- _To do_
Without the images, output each record below as it stands.

- _Given records_
** begin **
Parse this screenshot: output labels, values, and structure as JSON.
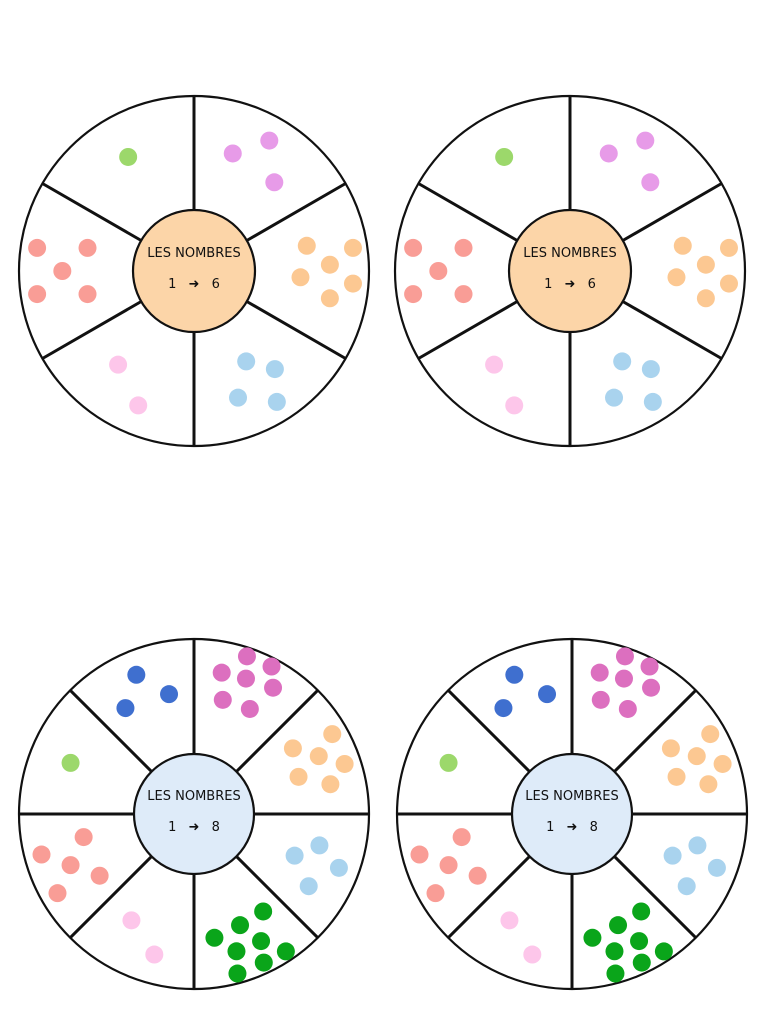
{
  "colors": {
    "outline": "#111111",
    "hub6": "#fcd5a8",
    "hub8": "#deebf9"
  },
  "wheels": [
    {
      "id": "wheel-6-a",
      "hub_color": "#fcd5a8",
      "title": "LES NOMBRES",
      "range_start": "1",
      "arrow": "➜",
      "range_end": "6",
      "dividers_deg": [
        90,
        30,
        330,
        270,
        210,
        150
      ],
      "sectors": [
        {
          "count": 3,
          "color": "#e79be8"
        },
        {
          "count": 6,
          "color": "#fcc892"
        },
        {
          "count": 4,
          "color": "#a9d3ee"
        },
        {
          "count": 2,
          "color": "#fdc6ea"
        },
        {
          "count": 5,
          "color": "#f99d96"
        },
        {
          "count": 1,
          "color": "#9cd86b"
        }
      ]
    },
    {
      "id": "wheel-6-b",
      "hub_color": "#fcd5a8",
      "title": "LES NOMBRES",
      "range_start": "1",
      "arrow": "➜",
      "range_end": "6",
      "dividers_deg": [
        90,
        30,
        330,
        270,
        210,
        150
      ],
      "sectors": [
        {
          "count": 3,
          "color": "#e79be8"
        },
        {
          "count": 6,
          "color": "#fcc892"
        },
        {
          "count": 4,
          "color": "#a9d3ee"
        },
        {
          "count": 2,
          "color": "#fdc6ea"
        },
        {
          "count": 5,
          "color": "#f99d96"
        },
        {
          "count": 1,
          "color": "#9cd86b"
        }
      ]
    },
    {
      "id": "wheel-8-a",
      "hub_color": "#deebf9",
      "title": "LES NOMBRES",
      "range_start": "1",
      "arrow": "➜",
      "range_end": "8",
      "dividers_deg": [
        90,
        45,
        0,
        315,
        270,
        225,
        180,
        135
      ],
      "sectors": [
        {
          "count": 7,
          "color": "#dc6fbf"
        },
        {
          "count": 6,
          "color": "#fcc892"
        },
        {
          "count": 4,
          "color": "#a9d3ee"
        },
        {
          "count": 8,
          "color": "#0aa51a"
        },
        {
          "count": 2,
          "color": "#fdc6ea"
        },
        {
          "count": 5,
          "color": "#f99d96"
        },
        {
          "count": 1,
          "color": "#9cd86b"
        },
        {
          "count": 3,
          "color": "#3f6fcf"
        }
      ]
    },
    {
      "id": "wheel-8-b",
      "hub_color": "#deebf9",
      "title": "LES NOMBRES",
      "range_start": "1",
      "arrow": "➜",
      "range_end": "8",
      "dividers_deg": [
        90,
        45,
        0,
        315,
        270,
        225,
        180,
        135
      ],
      "sectors": [
        {
          "count": 7,
          "color": "#dc6fbf"
        },
        {
          "count": 6,
          "color": "#fcc892"
        },
        {
          "count": 4,
          "color": "#a9d3ee"
        },
        {
          "count": 8,
          "color": "#0aa51a"
        },
        {
          "count": 2,
          "color": "#fdc6ea"
        },
        {
          "count": 5,
          "color": "#f99d96"
        },
        {
          "count": 1,
          "color": "#9cd86b"
        },
        {
          "count": 3,
          "color": "#3f6fcf"
        }
      ]
    }
  ]
}
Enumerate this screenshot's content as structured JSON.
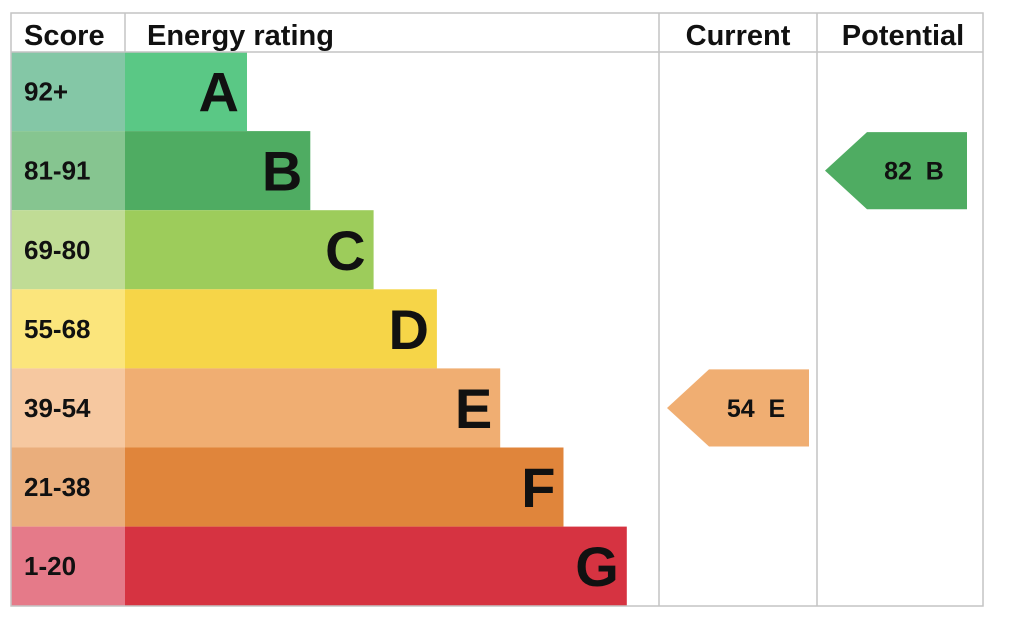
{
  "chart_data": {
    "type": "bar",
    "headers": {
      "score": "Score",
      "rating": "Energy rating",
      "current": "Current",
      "potential": "Potential"
    },
    "bands": [
      {
        "range": "92+",
        "letter": "A",
        "color": "#5ac885",
        "score_bg": "#84c7a6"
      },
      {
        "range": "81-91",
        "letter": "B",
        "color": "#4fac62",
        "score_bg": "#86c590"
      },
      {
        "range": "69-80",
        "letter": "C",
        "color": "#9dcc5b",
        "score_bg": "#c0dc95"
      },
      {
        "range": "55-68",
        "letter": "D",
        "color": "#f6d548",
        "score_bg": "#fbe57c"
      },
      {
        "range": "39-54",
        "letter": "E",
        "color": "#f0ae72",
        "score_bg": "#f6c8a0"
      },
      {
        "range": "21-38",
        "letter": "F",
        "color": "#e0853b",
        "score_bg": "#eaae7c"
      },
      {
        "range": "1-20",
        "letter": "G",
        "color": "#d63341",
        "score_bg": "#e57a89"
      }
    ],
    "current": {
      "value": 54,
      "letter": "E",
      "text": "54  E"
    },
    "potential": {
      "value": 82,
      "letter": "B",
      "text": "82  B"
    }
  }
}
** end **
- _Expected answer_
Parse this screenshot: output labels, values, and structure as JSON.
{
  "colors": {
    "outline": "#111111",
    "hub6": "#fcd5a8",
    "hub8": "#deebf9"
  },
  "wheels": [
    {
      "id": "wheel-6-a",
      "hub_color": "#fcd5a8",
      "title": "LES NOMBRES",
      "range_start": "1",
      "arrow": "➜",
      "range_end": "6",
      "dividers_deg": [
        90,
        30,
        330,
        270,
        210,
        150
      ],
      "sectors": [
        {
          "count": 3,
          "color": "#e79be8"
        },
        {
          "count": 6,
          "color": "#fcc892"
        },
        {
          "count": 4,
          "color": "#a9d3ee"
        },
        {
          "count": 2,
          "color": "#fdc6ea"
        },
        {
          "count": 5,
          "color": "#f99d96"
        },
        {
          "count": 1,
          "color": "#9cd86b"
        }
      ]
    },
    {
      "id": "wheel-6-b",
      "hub_color": "#fcd5a8",
      "title": "LES NOMBRES",
      "range_start": "1",
      "arrow": "➜",
      "range_end": "6",
      "dividers_deg": [
        90,
        30,
        330,
        270,
        210,
        150
      ],
      "sectors": [
        {
          "count": 3,
          "color": "#e79be8"
        },
        {
          "count": 6,
          "color": "#fcc892"
        },
        {
          "count": 4,
          "color": "#a9d3ee"
        },
        {
          "count": 2,
          "color": "#fdc6ea"
        },
        {
          "count": 5,
          "color": "#f99d96"
        },
        {
          "count": 1,
          "color": "#9cd86b"
        }
      ]
    },
    {
      "id": "wheel-8-a",
      "hub_color": "#deebf9",
      "title": "LES NOMBRES",
      "range_start": "1",
      "arrow": "➜",
      "range_end": "8",
      "dividers_deg": [
        90,
        45,
        0,
        315,
        270,
        225,
        180,
        135
      ],
      "sectors": [
        {
          "count": 7,
          "color": "#dc6fbf"
        },
        {
          "count": 6,
          "color": "#fcc892"
        },
        {
          "count": 4,
          "color": "#a9d3ee"
        },
        {
          "count": 8,
          "color": "#0aa51a"
        },
        {
          "count": 2,
          "color": "#fdc6ea"
        },
        {
          "count": 5,
          "color": "#f99d96"
        },
        {
          "count": 1,
          "color": "#9cd86b"
        },
        {
          "count": 3,
          "color": "#3f6fcf"
        }
      ]
    },
    {
      "id": "wheel-8-b",
      "hub_color": "#deebf9",
      "title": "LES NOMBRES",
      "range_start": "1",
      "arrow": "➜",
      "range_end": "8",
      "dividers_deg": [
        90,
        45,
        0,
        315,
        270,
        225,
        180,
        135
      ],
      "sectors": [
        {
          "count": 7,
          "color": "#dc6fbf"
        },
        {
          "count": 6,
          "color": "#fcc892"
        },
        {
          "count": 4,
          "color": "#a9d3ee"
        },
        {
          "count": 8,
          "color": "#0aa51a"
        },
        {
          "count": 2,
          "color": "#fdc6ea"
        },
        {
          "count": 5,
          "color": "#f99d96"
        },
        {
          "count": 1,
          "color": "#9cd86b"
        },
        {
          "count": 3,
          "color": "#3f6fcf"
        }
      ]
    }
  ]
}
Enumerate this screenshot's content as structured JSON.
{
  "chart_data": {
    "type": "bar",
    "headers": {
      "score": "Score",
      "rating": "Energy rating",
      "current": "Current",
      "potential": "Potential"
    },
    "bands": [
      {
        "range": "92+",
        "letter": "A",
        "color": "#5ac885",
        "score_bg": "#84c7a6"
      },
      {
        "range": "81-91",
        "letter": "B",
        "color": "#4fac62",
        "score_bg": "#86c590"
      },
      {
        "range": "69-80",
        "letter": "C",
        "color": "#9dcc5b",
        "score_bg": "#c0dc95"
      },
      {
        "range": "55-68",
        "letter": "D",
        "color": "#f6d548",
        "score_bg": "#fbe57c"
      },
      {
        "range": "39-54",
        "letter": "E",
        "color": "#f0ae72",
        "score_bg": "#f6c8a0"
      },
      {
        "range": "21-38",
        "letter": "F",
        "color": "#e0853b",
        "score_bg": "#eaae7c"
      },
      {
        "range": "1-20",
        "letter": "G",
        "color": "#d63341",
        "score_bg": "#e57a89"
      }
    ],
    "current": {
      "value": 54,
      "letter": "E",
      "text": "54  E"
    },
    "potential": {
      "value": 82,
      "letter": "B",
      "text": "82  B"
    }
  }
}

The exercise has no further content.